Data listing -
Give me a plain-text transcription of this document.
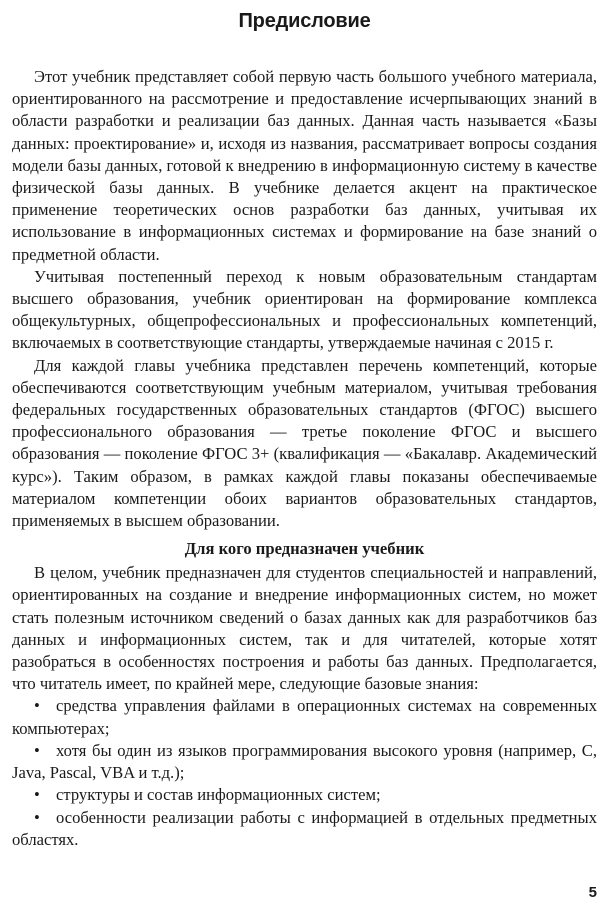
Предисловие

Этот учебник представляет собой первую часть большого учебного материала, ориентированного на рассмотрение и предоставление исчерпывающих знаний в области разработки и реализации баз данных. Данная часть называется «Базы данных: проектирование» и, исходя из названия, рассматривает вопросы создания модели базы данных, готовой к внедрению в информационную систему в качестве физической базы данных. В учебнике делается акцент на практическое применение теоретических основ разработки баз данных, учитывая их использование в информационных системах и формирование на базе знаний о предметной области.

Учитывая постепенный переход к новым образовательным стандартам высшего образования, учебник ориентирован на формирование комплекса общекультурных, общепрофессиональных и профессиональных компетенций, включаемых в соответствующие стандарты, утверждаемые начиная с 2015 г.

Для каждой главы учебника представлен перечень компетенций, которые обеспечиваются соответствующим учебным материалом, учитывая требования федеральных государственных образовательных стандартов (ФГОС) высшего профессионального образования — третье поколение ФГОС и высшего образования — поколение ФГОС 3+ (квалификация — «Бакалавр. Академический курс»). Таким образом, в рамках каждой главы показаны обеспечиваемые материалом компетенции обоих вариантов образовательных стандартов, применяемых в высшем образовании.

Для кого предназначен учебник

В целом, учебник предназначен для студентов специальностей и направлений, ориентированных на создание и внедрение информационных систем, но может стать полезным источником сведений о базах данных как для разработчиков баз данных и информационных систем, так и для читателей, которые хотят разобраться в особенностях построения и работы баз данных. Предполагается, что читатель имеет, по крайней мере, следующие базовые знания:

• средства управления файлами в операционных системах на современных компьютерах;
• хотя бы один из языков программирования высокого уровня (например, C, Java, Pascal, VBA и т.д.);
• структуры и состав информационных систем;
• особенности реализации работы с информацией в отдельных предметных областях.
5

...

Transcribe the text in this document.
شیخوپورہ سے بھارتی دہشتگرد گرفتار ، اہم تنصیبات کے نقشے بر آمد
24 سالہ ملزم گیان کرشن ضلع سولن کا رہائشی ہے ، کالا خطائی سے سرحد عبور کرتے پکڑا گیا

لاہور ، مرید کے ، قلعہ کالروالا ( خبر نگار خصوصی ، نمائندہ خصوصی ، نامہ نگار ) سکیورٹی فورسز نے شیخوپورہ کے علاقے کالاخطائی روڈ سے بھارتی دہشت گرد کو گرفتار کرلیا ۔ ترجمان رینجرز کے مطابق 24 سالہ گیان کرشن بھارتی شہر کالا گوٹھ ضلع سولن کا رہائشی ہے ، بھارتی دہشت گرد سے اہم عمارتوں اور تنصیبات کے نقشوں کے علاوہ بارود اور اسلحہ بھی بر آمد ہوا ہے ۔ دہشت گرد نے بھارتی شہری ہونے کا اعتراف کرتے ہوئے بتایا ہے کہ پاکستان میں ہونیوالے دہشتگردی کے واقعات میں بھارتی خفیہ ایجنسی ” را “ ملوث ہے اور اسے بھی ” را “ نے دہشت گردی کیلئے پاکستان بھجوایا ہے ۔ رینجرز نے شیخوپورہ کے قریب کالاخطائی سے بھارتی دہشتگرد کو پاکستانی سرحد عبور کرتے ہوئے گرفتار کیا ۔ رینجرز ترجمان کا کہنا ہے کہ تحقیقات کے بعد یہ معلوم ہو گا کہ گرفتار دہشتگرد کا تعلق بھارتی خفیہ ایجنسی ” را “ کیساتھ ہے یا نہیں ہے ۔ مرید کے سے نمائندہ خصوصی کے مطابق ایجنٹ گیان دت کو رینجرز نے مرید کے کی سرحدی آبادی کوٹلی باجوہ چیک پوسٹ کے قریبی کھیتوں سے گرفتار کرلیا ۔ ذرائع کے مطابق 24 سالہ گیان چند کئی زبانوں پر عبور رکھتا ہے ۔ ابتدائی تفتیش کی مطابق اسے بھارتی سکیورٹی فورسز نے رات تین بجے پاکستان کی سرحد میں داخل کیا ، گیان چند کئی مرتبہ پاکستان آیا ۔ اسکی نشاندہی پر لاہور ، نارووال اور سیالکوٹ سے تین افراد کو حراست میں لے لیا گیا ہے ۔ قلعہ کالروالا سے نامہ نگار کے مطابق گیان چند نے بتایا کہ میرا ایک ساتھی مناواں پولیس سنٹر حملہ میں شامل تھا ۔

Exercise - Go through the material and copy out every line with "компетенций" in it.

Written solution -
Учитывая постепенный переход к новым образовательным стандартам высшего образования, учебник ориентирован на формирование комплекса общекультурных, общепрофессиональных и профессиональных компетенций, включаемых в соответствующие стандарты, утверждаемые начиная с 2015 г.
Для каждой главы учебника представлен перечень компетенций, которые обеспечиваются соответствующим учебным материалом, учитывая требования федеральных государственных образовательных стандартов (ФГОС) высшего профессионального образования — третье поколение ФГОС и высшего образования — поколение ФГОС 3+ (квалификация — «Бакалавр. Академический курс»). Таким образом, в рамках каждой главы показаны обеспечиваемые материалом компетенции обоих вариантов образовательных стандартов, применяемых в высшем образовании.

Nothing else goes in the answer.